■ Task details
Copy out every line that contains "Home".

■ Dataset extract
::::::::::

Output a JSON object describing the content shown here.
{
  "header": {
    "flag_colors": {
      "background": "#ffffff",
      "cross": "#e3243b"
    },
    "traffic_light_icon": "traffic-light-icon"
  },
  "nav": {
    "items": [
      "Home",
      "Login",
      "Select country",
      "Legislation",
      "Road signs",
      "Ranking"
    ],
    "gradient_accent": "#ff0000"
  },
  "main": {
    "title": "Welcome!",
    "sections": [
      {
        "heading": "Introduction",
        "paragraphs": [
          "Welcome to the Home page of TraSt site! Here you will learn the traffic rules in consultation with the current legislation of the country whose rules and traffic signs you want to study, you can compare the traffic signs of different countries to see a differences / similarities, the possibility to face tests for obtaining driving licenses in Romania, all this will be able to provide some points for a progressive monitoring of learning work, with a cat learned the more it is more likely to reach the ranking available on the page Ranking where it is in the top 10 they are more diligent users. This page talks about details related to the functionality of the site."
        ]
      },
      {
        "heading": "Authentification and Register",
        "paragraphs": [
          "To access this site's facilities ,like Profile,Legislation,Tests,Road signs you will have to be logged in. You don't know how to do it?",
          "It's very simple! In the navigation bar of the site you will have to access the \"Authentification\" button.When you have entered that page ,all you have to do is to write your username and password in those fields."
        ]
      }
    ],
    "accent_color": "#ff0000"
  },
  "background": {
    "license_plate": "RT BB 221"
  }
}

::::::::::

■ Correct response
      "Home",
          "Welcome to the Home page of TraSt site! Here you will learn the traffic rules in consultation with the current legislation of the country whose rules and traffic signs you want to study, you can compare the traffic signs of different countries to see a differences / similarities, the possibility to face tests for obtaining driving licenses in Romania, all this will be able to provide some points for a progressive monitoring of learning work, with a cat learned the more it is more likely to reach the ranking available on the page Ranking where it is in the top 10 they are more diligent users. This page talks about details related to the functionality of the site."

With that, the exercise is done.